-- begin --
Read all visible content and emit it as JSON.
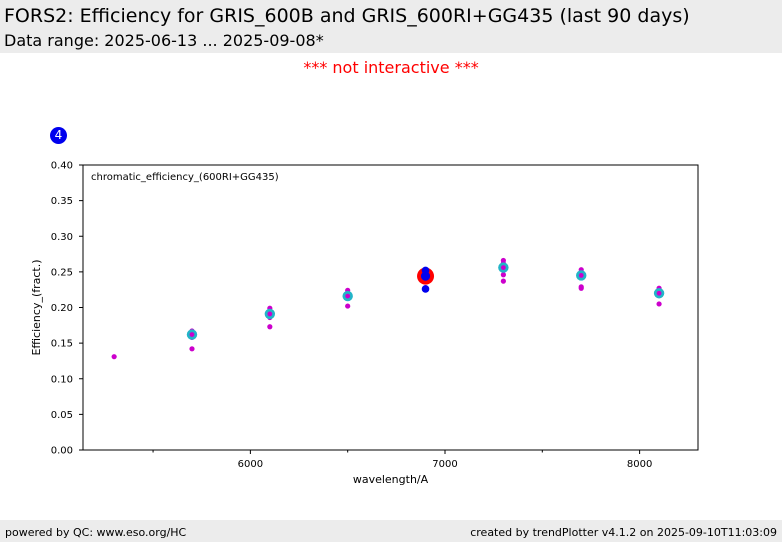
{
  "header": {
    "title": "FORS2: Efficiency for GRIS_600B and GRIS_600RI+GG435 (last 90 days)",
    "subtitle": "Data range: 2025-06-13 ... 2025-09-08*"
  },
  "notice": "*** not interactive ***",
  "badge": "4",
  "footer": {
    "left": "powered by QC: www.eso.org/HC",
    "right": "created by trendPlotter v4.1.2 on 2025-09-10T11:03:09"
  },
  "colors": {
    "individual": "#cc00cc",
    "median": "#22b4c8",
    "highlight_latest": "#ff0000",
    "highlight_recent": "#0000ee",
    "header_bg": "#ececec"
  },
  "chart_data": {
    "type": "scatter",
    "annotation": "chromatic_efficiency_(600RI+GG435)",
    "xlabel": "wavelength/A",
    "ylabel": "Efficiency_(fract.)",
    "xlim": [
      5140,
      8300
    ],
    "ylim": [
      0.0,
      0.4
    ],
    "xticks": [
      6000,
      7000,
      8000
    ],
    "xticks_minor": [
      5500,
      6500,
      7500
    ],
    "yticks": [
      0.0,
      0.05,
      0.1,
      0.15,
      0.2,
      0.25,
      0.3,
      0.35,
      0.4
    ],
    "grid": false,
    "series": [
      {
        "points": [
          {
            "x": 5300,
            "y": 0.131
          },
          {
            "x": 5700,
            "y": 0.167
          },
          {
            "x": 5700,
            "y": 0.164
          },
          {
            "x": 5700,
            "y": 0.158
          },
          {
            "x": 5700,
            "y": 0.142
          },
          {
            "x": 6100,
            "y": 0.199
          },
          {
            "x": 6100,
            "y": 0.195
          },
          {
            "x": 6100,
            "y": 0.19
          },
          {
            "x": 6100,
            "y": 0.186
          },
          {
            "x": 6100,
            "y": 0.173
          },
          {
            "x": 6500,
            "y": 0.224
          },
          {
            "x": 6500,
            "y": 0.219
          },
          {
            "x": 6500,
            "y": 0.214
          },
          {
            "x": 6500,
            "y": 0.202
          },
          {
            "x": 6900,
            "y": 0.252
          },
          {
            "x": 6900,
            "y": 0.246
          },
          {
            "x": 6900,
            "y": 0.24
          },
          {
            "x": 6900,
            "y": 0.228
          },
          {
            "x": 7300,
            "y": 0.266
          },
          {
            "x": 7300,
            "y": 0.262
          },
          {
            "x": 7300,
            "y": 0.254
          },
          {
            "x": 7300,
            "y": 0.246
          },
          {
            "x": 7300,
            "y": 0.237
          },
          {
            "x": 7700,
            "y": 0.253
          },
          {
            "x": 7700,
            "y": 0.248
          },
          {
            "x": 7700,
            "y": 0.242
          },
          {
            "x": 7700,
            "y": 0.229
          },
          {
            "x": 7700,
            "y": 0.227
          },
          {
            "x": 8100,
            "y": 0.227
          },
          {
            "x": 8100,
            "y": 0.222
          },
          {
            "x": 8100,
            "y": 0.217
          },
          {
            "x": 8100,
            "y": 0.205
          }
        ]
      },
      {
        "points": [
          {
            "x": 5700,
            "y": 0.162
          },
          {
            "x": 6100,
            "y": 0.191
          },
          {
            "x": 6500,
            "y": 0.216
          },
          {
            "x": 6900,
            "y": 0.244
          },
          {
            "x": 7300,
            "y": 0.256
          },
          {
            "x": 7700,
            "y": 0.245
          },
          {
            "x": 8100,
            "y": 0.22
          }
        ]
      },
      {
        "points": [
          {
            "x": 6900,
            "y": 0.244
          }
        ]
      },
      {
        "points": [
          {
            "x": 6900,
            "y": 0.252
          },
          {
            "x": 6900,
            "y": 0.244
          },
          {
            "x": 6900,
            "y": 0.226
          }
        ]
      }
    ]
  }
}
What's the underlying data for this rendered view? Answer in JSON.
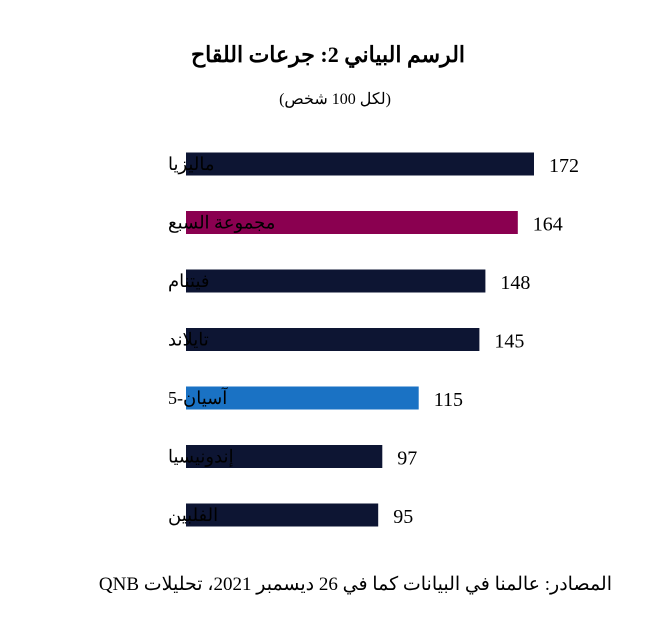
{
  "chart_data": {
    "type": "bar",
    "orientation": "horizontal",
    "title": "الرسم البياني 2: جرعات اللقاح",
    "subtitle": "(لكل 100 شخص)",
    "categories": [
      "ماليزيا",
      "مجموعة السبع",
      "فيتنام",
      "تايلاند",
      "آسيان-5",
      "إندونيسيا",
      "الفلبين"
    ],
    "values": [
      172,
      164,
      148,
      145,
      115,
      97,
      95
    ],
    "bar_colors": [
      "#0d1533",
      "#8a0050",
      "#0d1533",
      "#0d1533",
      "#1a72c4",
      "#0d1533",
      "#0d1533"
    ],
    "xlim": [
      0,
      172
    ],
    "grid": false,
    "legend": "none"
  },
  "source": "المصادر: عالمنا في البيانات كما في 26 ديسمبر 2021، تحليلات QNB"
}
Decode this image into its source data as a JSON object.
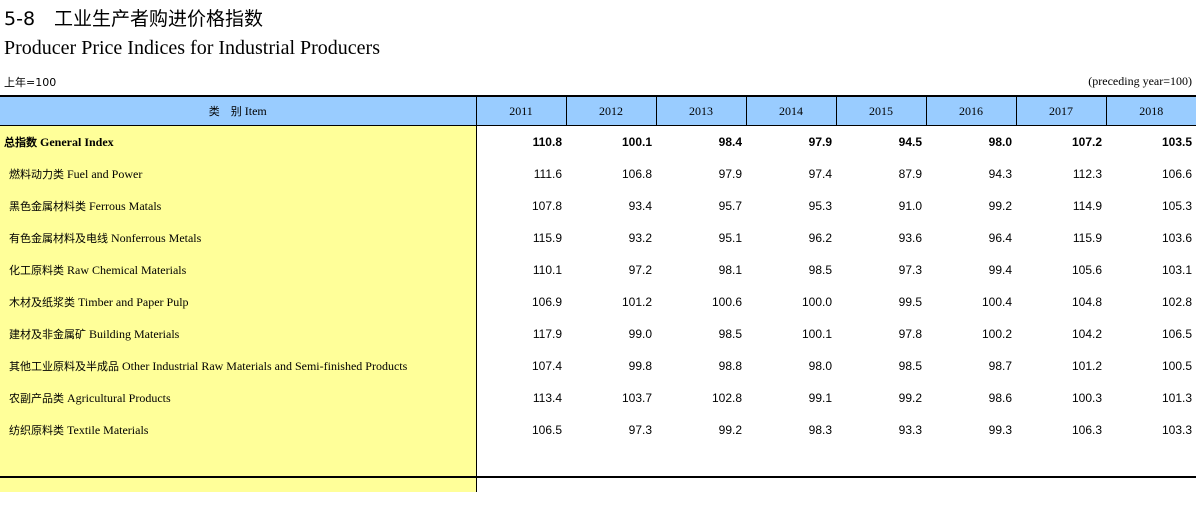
{
  "header": {
    "title_cn": "5-8　工业生产者购进价格指数",
    "title_en": "Producer Price Indices for Industrial Producers",
    "unit_cn": "上年=100",
    "unit_en": "(preceding year=100)"
  },
  "table": {
    "category_header_cn": "类　别",
    "category_header_en": "Item",
    "years": [
      "2011",
      "2012",
      "2013",
      "2014",
      "2015",
      "2016",
      "2017",
      "2018"
    ],
    "rows": [
      {
        "cn": "总指数",
        "en": "General Index",
        "values": [
          "110.8",
          "100.1",
          "98.4",
          "97.9",
          "94.5",
          "98.0",
          "107.2",
          "103.5"
        ]
      },
      {
        "cn": "燃料动力类",
        "en": "Fuel and Power",
        "values": [
          "111.6",
          "106.8",
          "97.9",
          "97.4",
          "87.9",
          "94.3",
          "112.3",
          "106.6"
        ]
      },
      {
        "cn": "黑色金属材料类",
        "en": "Ferrous Matals",
        "values": [
          "107.8",
          "93.4",
          "95.7",
          "95.3",
          "91.0",
          "99.2",
          "114.9",
          "105.3"
        ]
      },
      {
        "cn": "有色金属材料及电线",
        "en": "Nonferrous Metals",
        "values": [
          "115.9",
          "93.2",
          "95.1",
          "96.2",
          "93.6",
          "96.4",
          "115.9",
          "103.6"
        ]
      },
      {
        "cn": "化工原料类",
        "en": "Raw Chemical Materials",
        "values": [
          "110.1",
          "97.2",
          "98.1",
          "98.5",
          "97.3",
          "99.4",
          "105.6",
          "103.1"
        ]
      },
      {
        "cn": "木材及纸浆类",
        "en": "Timber and Paper Pulp",
        "values": [
          "106.9",
          "101.2",
          "100.6",
          "100.0",
          "99.5",
          "100.4",
          "104.8",
          "102.8"
        ]
      },
      {
        "cn": "建材及非金属矿",
        "en": "Building Materials",
        "values": [
          "117.9",
          "99.0",
          "98.5",
          "100.1",
          "97.8",
          "100.2",
          "104.2",
          "106.5"
        ]
      },
      {
        "cn": "其他工业原料及半成品",
        "en": "Other Industrial Raw Materials and Semi-finished Products",
        "values": [
          "107.4",
          "99.8",
          "98.8",
          "98.0",
          "98.5",
          "98.7",
          "101.2",
          "100.5"
        ]
      },
      {
        "cn": "农副产品类",
        "en": "Agricultural Products",
        "values": [
          "113.4",
          "103.7",
          "102.8",
          "99.1",
          "99.2",
          "98.6",
          "100.3",
          "101.3"
        ]
      },
      {
        "cn": "纺织原料类",
        "en": "Textile Materials",
        "values": [
          "106.5",
          "97.3",
          "99.2",
          "98.3",
          "93.3",
          "99.3",
          "106.3",
          "103.3"
        ]
      }
    ]
  }
}
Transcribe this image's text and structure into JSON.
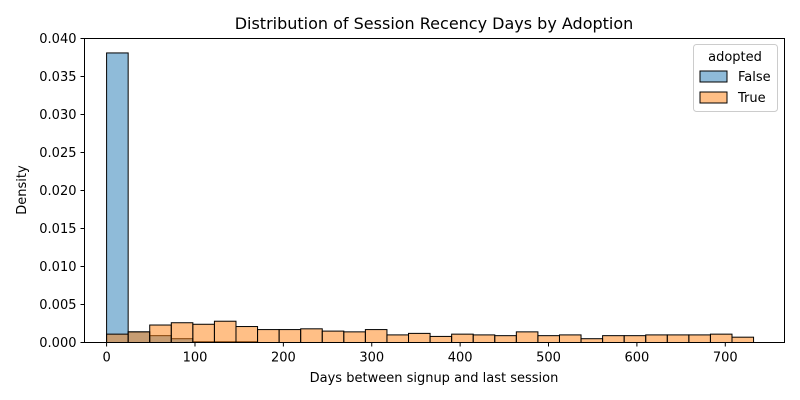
-- end --
__Your task__: Output all of the records exactly as they appear above, but not the pictures.

__Finished task__:
Read all visible content and emit it as JSON.
{
  "header": {
    "title": "FORS2: Efficiency for GRIS_600B and GRIS_600RI+GG435 (last 90 days)",
    "subtitle": "Data range: 2025-06-13 ... 2025-09-08*"
  },
  "notice": "*** not interactive ***",
  "badge": "4",
  "footer": {
    "left": "powered by QC: www.eso.org/HC",
    "right": "created by trendPlotter v4.1.2 on 2025-09-10T11:03:09"
  },
  "colors": {
    "individual": "#cc00cc",
    "median": "#22b4c8",
    "highlight_latest": "#ff0000",
    "highlight_recent": "#0000ee",
    "header_bg": "#ececec"
  },
  "chart_data": {
    "type": "scatter",
    "annotation": "chromatic_efficiency_(600RI+GG435)",
    "xlabel": "wavelength/A",
    "ylabel": "Efficiency_(fract.)",
    "xlim": [
      5140,
      8300
    ],
    "ylim": [
      0.0,
      0.4
    ],
    "xticks": [
      6000,
      7000,
      8000
    ],
    "xticks_minor": [
      5500,
      6500,
      7500
    ],
    "yticks": [
      0.0,
      0.05,
      0.1,
      0.15,
      0.2,
      0.25,
      0.3,
      0.35,
      0.4
    ],
    "grid": false,
    "series": [
      {
        "points": [
          {
            "x": 5300,
            "y": 0.131
          },
          {
            "x": 5700,
            "y": 0.167
          },
          {
            "x": 5700,
            "y": 0.164
          },
          {
            "x": 5700,
            "y": 0.158
          },
          {
            "x": 5700,
            "y": 0.142
          },
          {
            "x": 6100,
            "y": 0.199
          },
          {
            "x": 6100,
            "y": 0.195
          },
          {
            "x": 6100,
            "y": 0.19
          },
          {
            "x": 6100,
            "y": 0.186
          },
          {
            "x": 6100,
            "y": 0.173
          },
          {
            "x": 6500,
            "y": 0.224
          },
          {
            "x": 6500,
            "y": 0.219
          },
          {
            "x": 6500,
            "y": 0.214
          },
          {
            "x": 6500,
            "y": 0.202
          },
          {
            "x": 6900,
            "y": 0.252
          },
          {
            "x": 6900,
            "y": 0.246
          },
          {
            "x": 6900,
            "y": 0.24
          },
          {
            "x": 6900,
            "y": 0.228
          },
          {
            "x": 7300,
            "y": 0.266
          },
          {
            "x": 7300,
            "y": 0.262
          },
          {
            "x": 7300,
            "y": 0.254
          },
          {
            "x": 7300,
            "y": 0.246
          },
          {
            "x": 7300,
            "y": 0.237
          },
          {
            "x": 7700,
            "y": 0.253
          },
          {
            "x": 7700,
            "y": 0.248
          },
          {
            "x": 7700,
            "y": 0.242
          },
          {
            "x": 7700,
            "y": 0.229
          },
          {
            "x": 7700,
            "y": 0.227
          },
          {
            "x": 8100,
            "y": 0.227
          },
          {
            "x": 8100,
            "y": 0.222
          },
          {
            "x": 8100,
            "y": 0.217
          },
          {
            "x": 8100,
            "y": 0.205
          }
        ]
      },
      {
        "points": [
          {
            "x": 5700,
            "y": 0.162
          },
          {
            "x": 6100,
            "y": 0.191
          },
          {
            "x": 6500,
            "y": 0.216
          },
          {
            "x": 6900,
            "y": 0.244
          },
          {
            "x": 7300,
            "y": 0.256
          },
          {
            "x": 7700,
            "y": 0.245
          },
          {
            "x": 8100,
            "y": 0.22
          }
        ]
      },
      {
        "points": [
          {
            "x": 6900,
            "y": 0.244
          }
        ]
      },
      {
        "points": [
          {
            "x": 6900,
            "y": 0.252
          },
          {
            "x": 6900,
            "y": 0.244
          },
          {
            "x": 6900,
            "y": 0.226
          }
        ]
      }
    ]
  }
}
What's the underlying data for this rendered view? Answer in JSON.
{
  "chart_data": {
    "type": "bar",
    "orientation": "horizontal",
    "title": "الرسم البياني 2: جرعات اللقاح",
    "subtitle": "(لكل 100 شخص)",
    "categories": [
      "ماليزيا",
      "مجموعة السبع",
      "فيتنام",
      "تايلاند",
      "آسيان-5",
      "إندونيسيا",
      "الفلبين"
    ],
    "values": [
      172,
      164,
      148,
      145,
      115,
      97,
      95
    ],
    "bar_colors": [
      "#0d1533",
      "#8a0050",
      "#0d1533",
      "#0d1533",
      "#1a72c4",
      "#0d1533",
      "#0d1533"
    ],
    "xlim": [
      0,
      172
    ],
    "grid": false,
    "legend": "none"
  },
  "source": "المصادر: عالمنا في البيانات كما في 26 ديسمبر 2021، تحليلات QNB"
}
Decode this image into its source data as a JSON object.
{
  "header": {
    "title_cn": "5-8　工业生产者购进价格指数",
    "title_en": "Producer Price Indices for Industrial Producers",
    "unit_cn": "上年=100",
    "unit_en": "(preceding year=100)"
  },
  "table": {
    "category_header_cn": "类　别",
    "category_header_en": "Item",
    "years": [
      "2011",
      "2012",
      "2013",
      "2014",
      "2015",
      "2016",
      "2017",
      "2018"
    ],
    "rows": [
      {
        "cn": "总指数",
        "en": "General Index",
        "values": [
          "110.8",
          "100.1",
          "98.4",
          "97.9",
          "94.5",
          "98.0",
          "107.2",
          "103.5"
        ]
      },
      {
        "cn": "燃料动力类",
        "en": "Fuel and Power",
        "values": [
          "111.6",
          "106.8",
          "97.9",
          "97.4",
          "87.9",
          "94.3",
          "112.3",
          "106.6"
        ]
      },
      {
        "cn": "黑色金属材料类",
        "en": "Ferrous Matals",
        "values": [
          "107.8",
          "93.4",
          "95.7",
          "95.3",
          "91.0",
          "99.2",
          "114.9",
          "105.3"
        ]
      },
      {
        "cn": "有色金属材料及电线",
        "en": "Nonferrous Metals",
        "values": [
          "115.9",
          "93.2",
          "95.1",
          "96.2",
          "93.6",
          "96.4",
          "115.9",
          "103.6"
        ]
      },
      {
        "cn": "化工原料类",
        "en": "Raw Chemical Materials",
        "values": [
          "110.1",
          "97.2",
          "98.1",
          "98.5",
          "97.3",
          "99.4",
          "105.6",
          "103.1"
        ]
      },
      {
        "cn": "木材及纸浆类",
        "en": "Timber and Paper Pulp",
        "values": [
          "106.9",
          "101.2",
          "100.6",
          "100.0",
          "99.5",
          "100.4",
          "104.8",
          "102.8"
        ]
      },
      {
        "cn": "建材及非金属矿",
        "en": "Building Materials",
        "values": [
          "117.9",
          "99.0",
          "98.5",
          "100.1",
          "97.8",
          "100.2",
          "104.2",
          "106.5"
        ]
      },
      {
        "cn": "其他工业原料及半成品",
        "en": "Other Industrial Raw Materials and Semi-finished Products",
        "values": [
          "107.4",
          "99.8",
          "98.8",
          "98.0",
          "98.5",
          "98.7",
          "101.2",
          "100.5"
        ]
      },
      {
        "cn": "农副产品类",
        "en": "Agricultural Products",
        "values": [
          "113.4",
          "103.7",
          "102.8",
          "99.1",
          "99.2",
          "98.6",
          "100.3",
          "101.3"
        ]
      },
      {
        "cn": "纺织原料类",
        "en": "Textile Materials",
        "values": [
          "106.5",
          "97.3",
          "99.2",
          "98.3",
          "93.3",
          "99.3",
          "106.3",
          "103.3"
        ]
      }
    ]
  }
}
Transcribe this image's text and structure into JSON.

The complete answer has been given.